= Problem =
Go through the listing and return every line with "exteriores" in it.

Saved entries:
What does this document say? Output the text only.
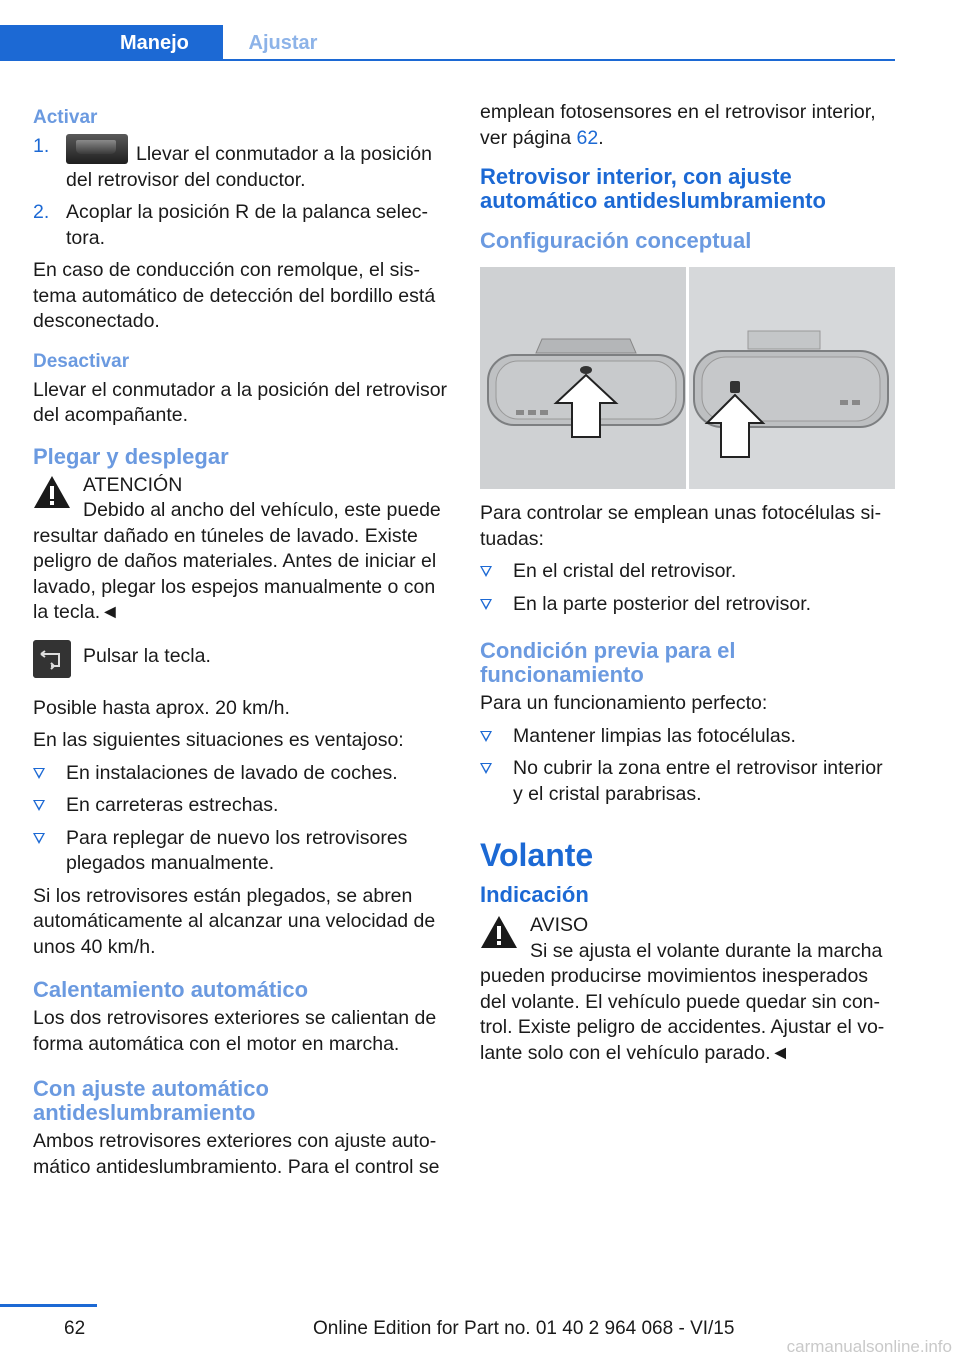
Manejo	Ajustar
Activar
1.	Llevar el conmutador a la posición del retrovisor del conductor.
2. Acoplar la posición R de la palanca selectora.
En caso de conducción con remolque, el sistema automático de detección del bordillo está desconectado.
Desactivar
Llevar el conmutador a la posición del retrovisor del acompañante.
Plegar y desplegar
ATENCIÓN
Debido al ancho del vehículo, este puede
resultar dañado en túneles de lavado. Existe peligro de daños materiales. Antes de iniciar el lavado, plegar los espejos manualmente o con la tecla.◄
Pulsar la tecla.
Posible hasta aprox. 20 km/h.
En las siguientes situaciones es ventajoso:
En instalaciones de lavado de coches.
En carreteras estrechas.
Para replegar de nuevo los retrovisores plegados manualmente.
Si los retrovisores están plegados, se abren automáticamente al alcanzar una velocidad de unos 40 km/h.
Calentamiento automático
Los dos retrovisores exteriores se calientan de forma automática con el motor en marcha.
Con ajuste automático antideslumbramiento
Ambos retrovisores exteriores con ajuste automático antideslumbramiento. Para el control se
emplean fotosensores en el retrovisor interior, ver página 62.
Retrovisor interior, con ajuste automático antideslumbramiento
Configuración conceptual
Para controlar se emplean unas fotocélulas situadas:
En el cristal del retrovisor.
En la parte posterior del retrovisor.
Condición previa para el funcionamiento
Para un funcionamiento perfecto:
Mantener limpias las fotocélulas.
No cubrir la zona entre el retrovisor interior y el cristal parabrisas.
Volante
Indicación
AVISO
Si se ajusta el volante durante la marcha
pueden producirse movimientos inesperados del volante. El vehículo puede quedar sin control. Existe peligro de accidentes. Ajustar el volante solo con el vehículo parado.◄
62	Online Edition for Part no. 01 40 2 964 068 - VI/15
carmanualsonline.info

...

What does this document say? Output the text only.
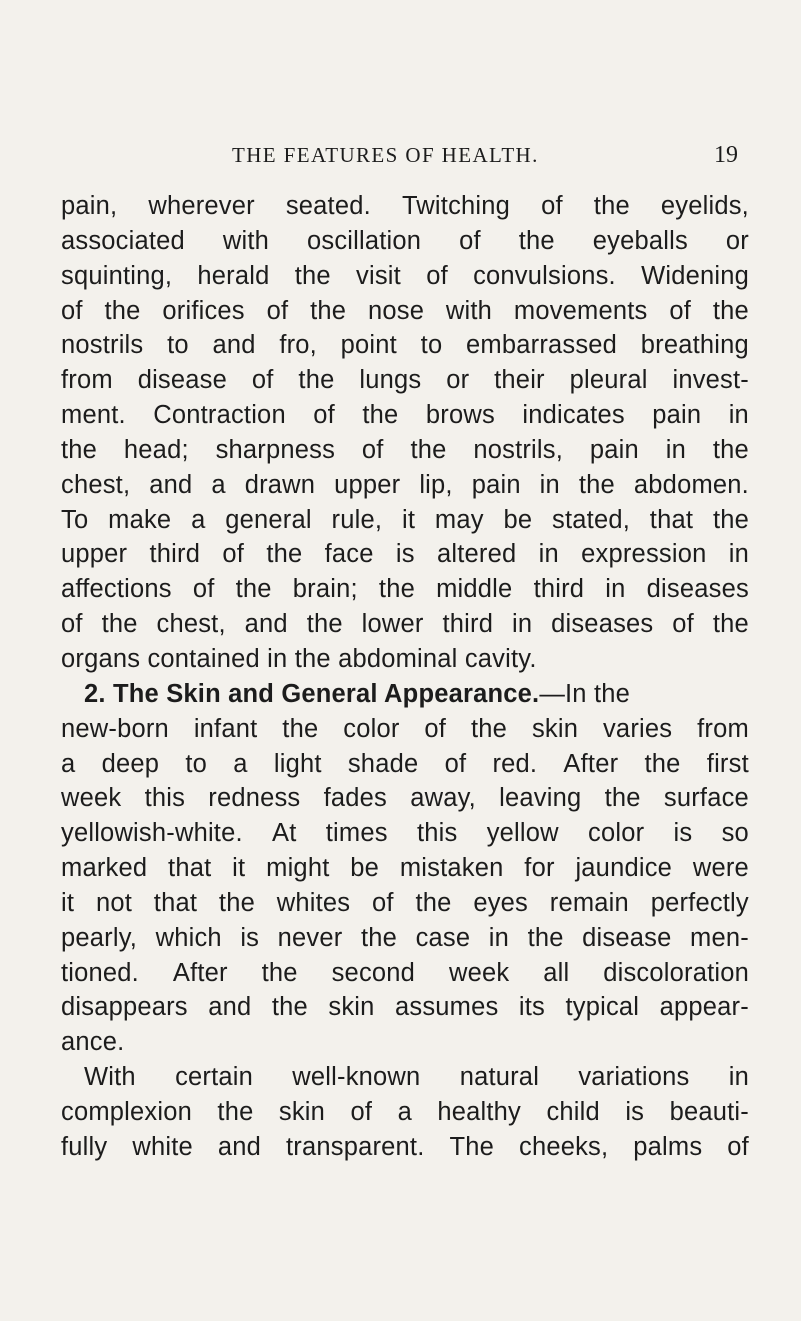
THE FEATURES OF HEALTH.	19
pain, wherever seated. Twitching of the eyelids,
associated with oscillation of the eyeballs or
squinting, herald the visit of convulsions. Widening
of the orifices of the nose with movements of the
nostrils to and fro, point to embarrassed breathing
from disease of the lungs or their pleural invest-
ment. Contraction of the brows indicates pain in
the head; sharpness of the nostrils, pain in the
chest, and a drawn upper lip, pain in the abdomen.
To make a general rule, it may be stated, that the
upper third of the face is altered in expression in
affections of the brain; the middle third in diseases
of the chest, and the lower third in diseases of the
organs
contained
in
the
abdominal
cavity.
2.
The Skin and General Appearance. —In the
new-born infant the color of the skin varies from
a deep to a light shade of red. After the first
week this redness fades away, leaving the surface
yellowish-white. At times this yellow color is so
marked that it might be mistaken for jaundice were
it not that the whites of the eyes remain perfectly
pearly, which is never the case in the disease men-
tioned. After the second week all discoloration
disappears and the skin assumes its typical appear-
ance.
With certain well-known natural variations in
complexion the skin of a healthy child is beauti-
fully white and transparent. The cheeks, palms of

= Answer for this exercise =
Los dos retrovisores exteriores se calientan de forma automática con el motor en marcha.
Ambos retrovisores exteriores con ajuste automático antideslumbramiento. Para el control se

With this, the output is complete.